Data excerpts:
·····
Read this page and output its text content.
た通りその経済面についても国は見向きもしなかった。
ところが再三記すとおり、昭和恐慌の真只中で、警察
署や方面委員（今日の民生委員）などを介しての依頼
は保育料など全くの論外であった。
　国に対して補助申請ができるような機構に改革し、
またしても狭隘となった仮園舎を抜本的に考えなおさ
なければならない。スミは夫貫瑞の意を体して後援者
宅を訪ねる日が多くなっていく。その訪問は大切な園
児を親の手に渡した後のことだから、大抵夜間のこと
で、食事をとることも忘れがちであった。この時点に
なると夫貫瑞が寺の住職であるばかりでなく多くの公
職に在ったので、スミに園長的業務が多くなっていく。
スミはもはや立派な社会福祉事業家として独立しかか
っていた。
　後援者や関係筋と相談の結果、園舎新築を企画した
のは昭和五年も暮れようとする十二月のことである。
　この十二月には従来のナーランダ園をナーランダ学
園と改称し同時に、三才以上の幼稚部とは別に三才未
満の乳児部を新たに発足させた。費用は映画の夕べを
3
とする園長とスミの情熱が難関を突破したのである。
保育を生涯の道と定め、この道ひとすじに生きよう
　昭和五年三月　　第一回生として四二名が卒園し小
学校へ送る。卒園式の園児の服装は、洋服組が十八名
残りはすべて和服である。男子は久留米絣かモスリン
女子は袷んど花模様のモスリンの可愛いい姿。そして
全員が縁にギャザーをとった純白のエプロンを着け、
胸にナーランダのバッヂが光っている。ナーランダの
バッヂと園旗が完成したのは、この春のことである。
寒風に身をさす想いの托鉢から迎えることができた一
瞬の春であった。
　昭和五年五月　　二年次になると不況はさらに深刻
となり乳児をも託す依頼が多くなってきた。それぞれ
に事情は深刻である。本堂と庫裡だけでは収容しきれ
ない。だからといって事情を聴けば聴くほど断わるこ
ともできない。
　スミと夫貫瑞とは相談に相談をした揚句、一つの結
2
·····
Problem:
Make an exact copy of the listing, including every line.

Response to this exercise:
Read this page and output its text content.
た通りその経済面についても国は見向きもしなかった。
ところが再三記すとおり、昭和恐慌の真只中で、警察
署や方面委員（今日の民生委員）などを介しての依頼
は保育料など全くの論外であった。
　国に対して補助申請ができるような機構に改革し、
またしても狭隘となった仮園舎を抜本的に考えなおさ
なければならない。スミは夫貫瑞の意を体して後援者
宅を訪ねる日が多くなっていく。その訪問は大切な園
児を親の手に渡した後のことだから、大抵夜間のこと
で、食事をとることも忘れがちであった。この時点に
なると夫貫瑞が寺の住職であるばかりでなく多くの公
職に在ったので、スミに園長的業務が多くなっていく。
スミはもはや立派な社会福祉事業家として独立しかか
っていた。
　後援者や関係筋と相談の結果、園舎新築を企画した
のは昭和五年も暮れようとする十二月のことである。
　この十二月には従来のナーランダ園をナーランダ学
園と改称し同時に、三才以上の幼稚部とは別に三才未
満の乳児部を新たに発足させた。費用は映画の夕べを
3
とする園長とスミの情熱が難関を突破したのである。
保育を生涯の道と定め、この道ひとすじに生きよう
　昭和五年三月　　第一回生として四二名が卒園し小
学校へ送る。卒園式の園児の服装は、洋服組が十八名
残りはすべて和服である。男子は久留米絣かモスリン
女子は袷んど花模様のモスリンの可愛いい姿。そして
全員が縁にギャザーをとった純白のエプロンを着け、
胸にナーランダのバッヂが光っている。ナーランダの
バッヂと園旗が完成したのは、この春のことである。
寒風に身をさす想いの托鉢から迎えることができた一
瞬の春であった。
　昭和五年五月　　二年次になると不況はさらに深刻
となり乳児をも託す依頼が多くなってきた。それぞれ
に事情は深刻である。本堂と庫裡だけでは収容しきれ
ない。だからといって事情を聴けば聴くほど断わるこ
ともできない。
　スミと夫貫瑞とは相談に相談をした揚句、一つの結
2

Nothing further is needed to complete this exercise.